Of note from the buildbot failure:
Assertion failed: (bp != NULL), function PyObject_Malloc, file 
Objects/obmalloc.c, line 746.
test test_multiprocessing failed -- errors occurred; run in verbose mode 
for details

I don't know enough about obmalloc.c to state if this is a problem with 
it not being multithreaded

Here's another failure (from my own buildbot to boot):

test_multiprocessing
/Users/buildbot/buildarea/trunk.noller-
osx86/build/Lib/multiprocessing/__init__.py:82: ImportWarning: Not 
importing directory '/Users/buildbot/buildarea/trunk.noller-
osx86/build/Modules/_multiprocessing': missing __init__.py
  import _multiprocessing
Fatal Python error: Objects/tupleobject.c:169 object at 0x539d538 has 
negative ref count -606348326
make: *** [buildbottest] Abort trap
program finished with exit code 2
msg70551 - (view) Author: Mark Dickinson (mark.dickinson) * (Python committer) Date: 2008-08-01 13:50
I finally found some more time to look at this.  I cut down the test-suite 
to try to find a minimal failing example.  I can fairly reliably make a 
debug build of the trunk crash using the following nine lines

import multiprocessing.managers
def sqr(x): return x*x
manager = multiprocessing.managers.SyncManager()
manager.start()
pool = manager.Pool(4)
it = pool.imap_unordered(sqr, range(10000))

Exercise directions >>
Write out verbatim the part of the bug report on the multiprocessing test failures starting at "import multiprocessing.managers" and ending at "it = pool.imap_unordered(sqr, range(10000))". The rows below come from a separate, unrelated source.

Information supplied >>
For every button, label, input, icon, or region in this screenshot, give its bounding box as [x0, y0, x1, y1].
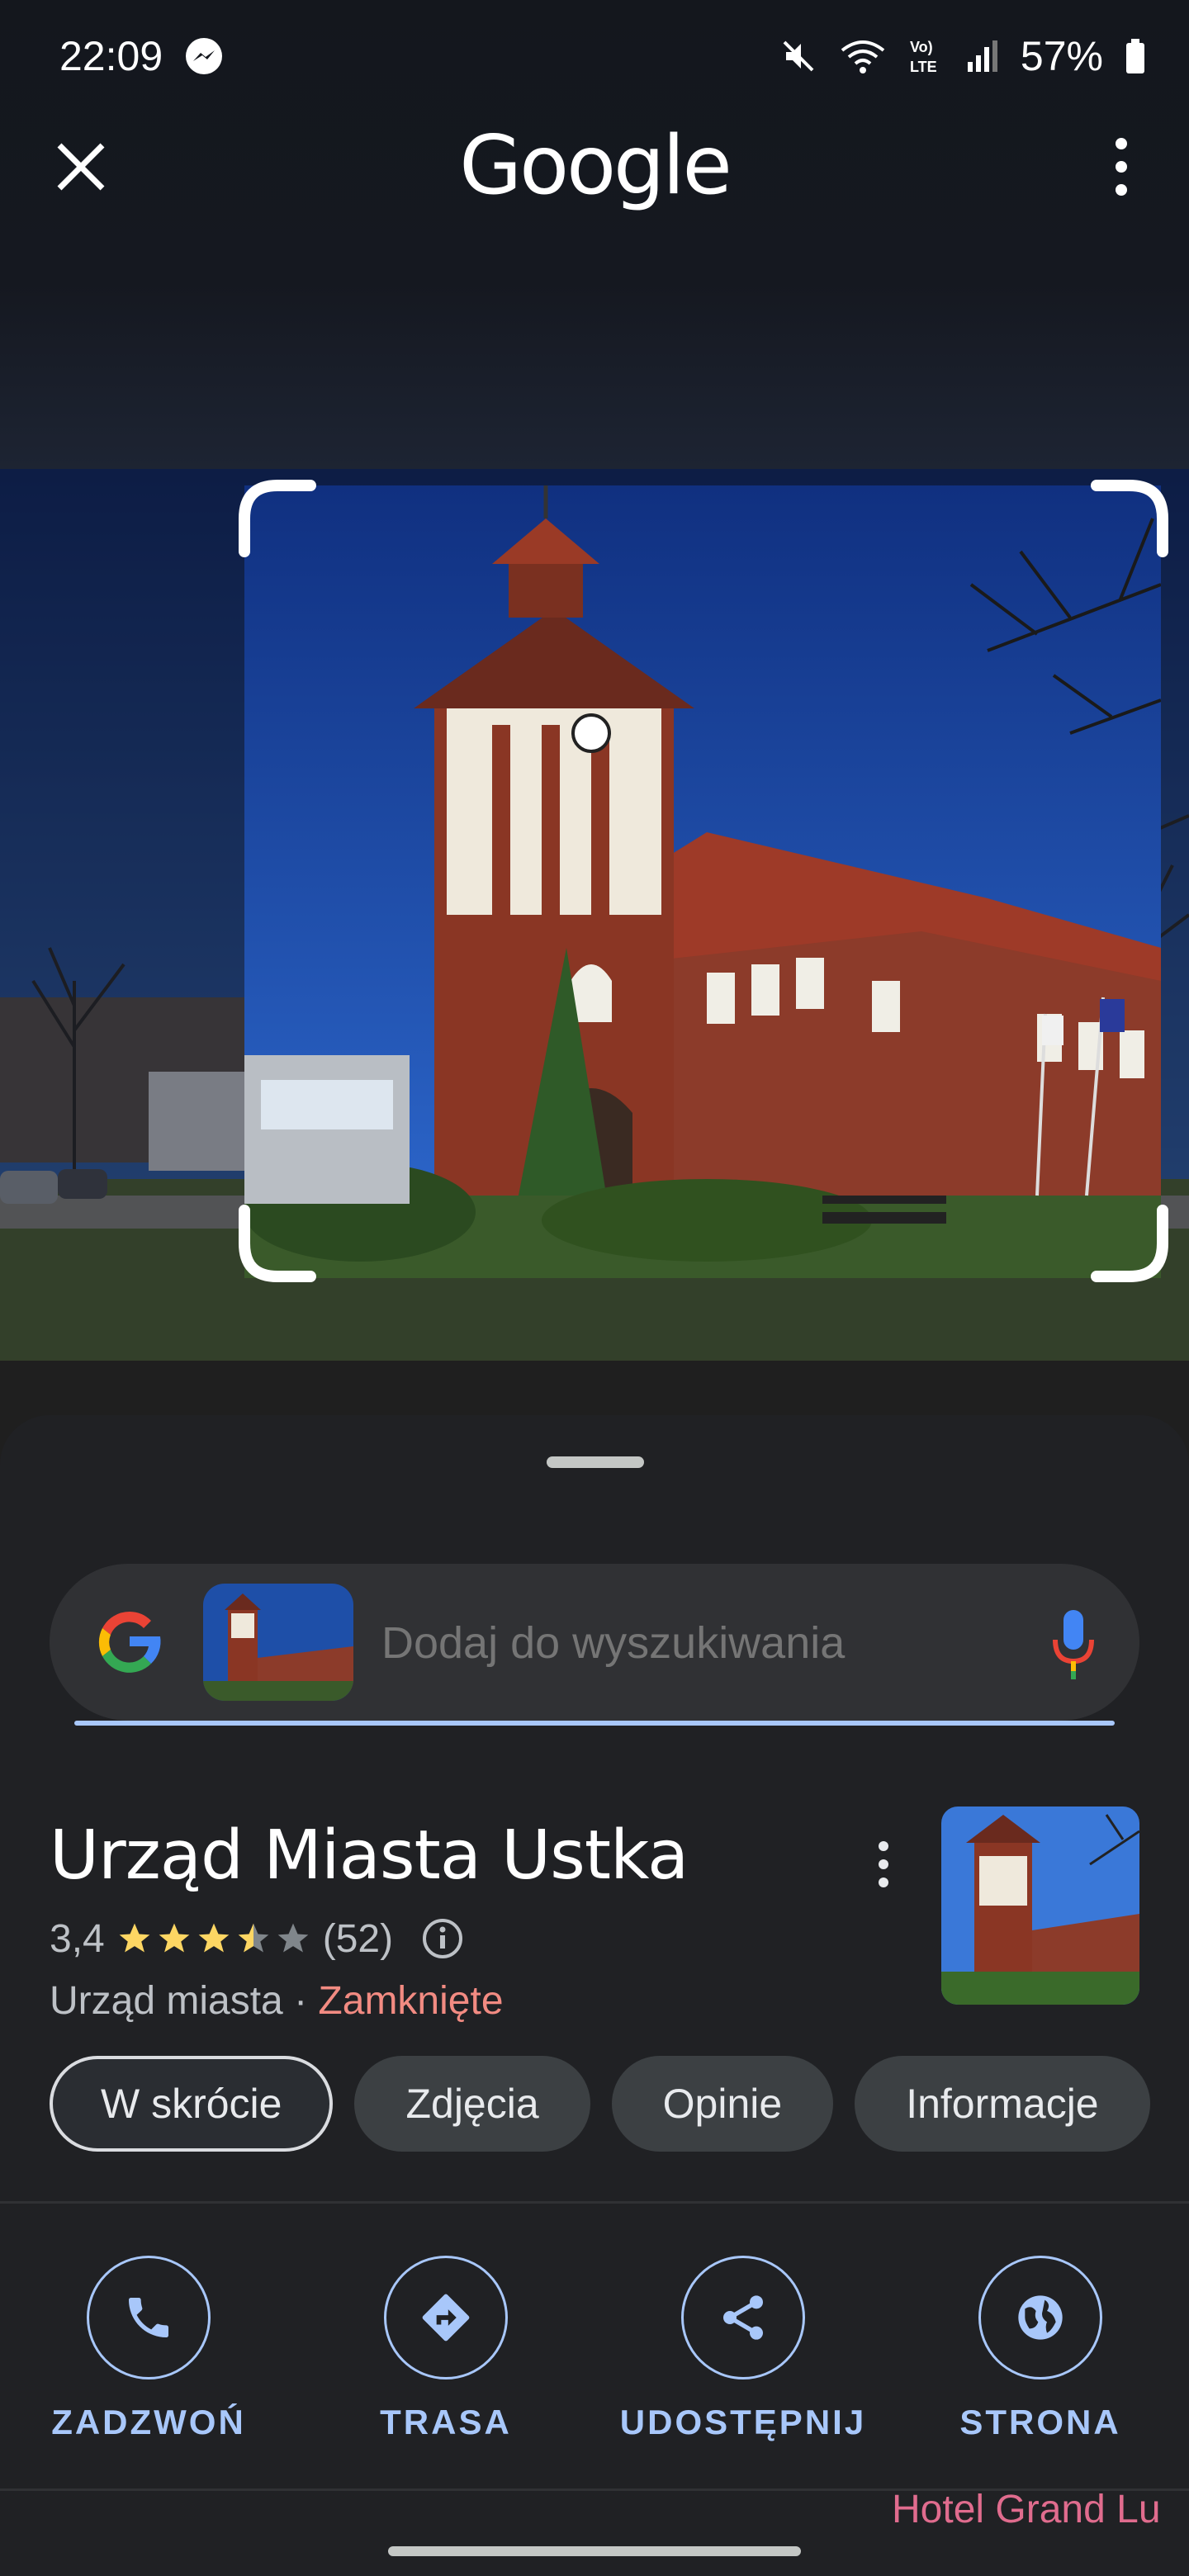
svg-text:LTE: LTE — [910, 59, 937, 75]
header: Google — [0, 112, 1189, 213]
status-right: Vo) LTE 57% — [779, 32, 1146, 80]
tab-reviews[interactable]: Opinie — [611, 2056, 834, 2152]
star-half-icon — [238, 1923, 269, 1953]
action-buttons: ZADZWOŃ TRASA UDOSTĘPNIJ STRONA — [0, 2256, 1189, 2462]
status-time: 22:09 — [59, 33, 163, 79]
share-icon — [723, 2295, 763, 2340]
place-more-icon[interactable] — [874, 1840, 893, 1889]
open-status: Zamknięte — [318, 1979, 504, 2023]
thumbnail-image — [203, 1584, 353, 1701]
gesture-nav-bar[interactable] — [388, 2546, 801, 2556]
website-label: STRONA — [959, 2403, 1121, 2441]
tab-info[interactable]: Informacje — [855, 2056, 1150, 2152]
volte-icon: Vo) LTE — [910, 39, 937, 75]
category-separator: · — [294, 1979, 308, 2023]
more-vert-icon[interactable] — [1103, 134, 1139, 200]
globe-icon — [1018, 2295, 1063, 2340]
place-title: Urząd Miasta Ustka — [50, 1816, 689, 1895]
battery-percent: 57% — [1020, 33, 1103, 79]
status-left: 22:09 — [59, 32, 224, 80]
website-action[interactable]: STRONA — [892, 2256, 1189, 2442]
star-icon — [119, 1923, 150, 1953]
rating-stars — [116, 1920, 311, 1957]
star-empty-icon — [277, 1923, 309, 1953]
status-bar: 22:09 Vo) LTE 57% — [0, 0, 1189, 112]
wifi-icon — [841, 40, 885, 73]
signal-icon — [967, 40, 997, 72]
battery-icon — [1126, 39, 1144, 73]
info-icon[interactable] — [421, 1917, 464, 1960]
call-action[interactable]: ZADZWOŃ — [0, 2256, 297, 2442]
place-photo — [941, 1807, 1139, 2005]
star-icon — [159, 1923, 190, 1953]
google-g-icon — [98, 1611, 161, 1673]
rating-value: 3,4 — [50, 1916, 105, 1961]
search-image-thumbnail[interactable] — [203, 1584, 353, 1701]
next-result-peek[interactable]: Hotel Grand Lu — [892, 2487, 1189, 2540]
svg-text:Vo): Vo) — [910, 39, 933, 55]
website-button[interactable] — [978, 2256, 1102, 2379]
divider — [0, 2201, 1189, 2204]
category-row: Urząd miasta · Zamknięte — [50, 1978, 504, 2024]
directions-action[interactable]: TRASA — [297, 2256, 594, 2442]
drag-handle[interactable] — [547, 1456, 644, 1468]
tab-overview[interactable]: W skrócie — [50, 2056, 334, 2152]
mute-icon — [783, 40, 814, 72]
review-count[interactable]: (52) — [323, 1916, 393, 1962]
star-icon — [198, 1923, 230, 1953]
tab-chips: W skrócie Zdjęcia Opinie Informacje — [50, 2056, 1150, 2152]
search-underline — [74, 1721, 1115, 1726]
share-label: UDOSTĘPNIJ — [619, 2403, 867, 2441]
directions-button[interactable] — [384, 2256, 508, 2379]
share-action[interactable]: UDOSTĘPNIJ — [594, 2256, 892, 2442]
directions-label: TRASA — [380, 2403, 512, 2441]
tab-photos[interactable]: Zdjęcia — [354, 2056, 590, 2152]
google-logo: Google — [459, 119, 732, 213]
crop-frame[interactable] — [236, 477, 1171, 1285]
place-thumbnail[interactable] — [941, 1807, 1139, 2005]
call-label: ZADZWOŃ — [51, 2403, 246, 2441]
share-button[interactable] — [681, 2256, 805, 2379]
phone-icon — [129, 2298, 168, 2337]
rating-row: 3,4 (52) — [50, 1912, 464, 1965]
messenger-icon — [186, 38, 223, 74]
search-bar[interactable] — [50, 1564, 1139, 1721]
directions-icon — [422, 2294, 470, 2342]
mic-icon[interactable] — [1049, 1607, 1098, 1681]
search-input[interactable] — [380, 1564, 1011, 1721]
call-button[interactable] — [87, 2256, 211, 2379]
place-category: Urząd miasta — [50, 1979, 283, 2023]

Output >>
import multiprocessing.managers
def sqr(x): return x*x
manager = multiprocessing.managers.SyncManager()
manager.start()
pool = manager.Pool(4)
it = pool.imap_unordered(sqr, range(10000))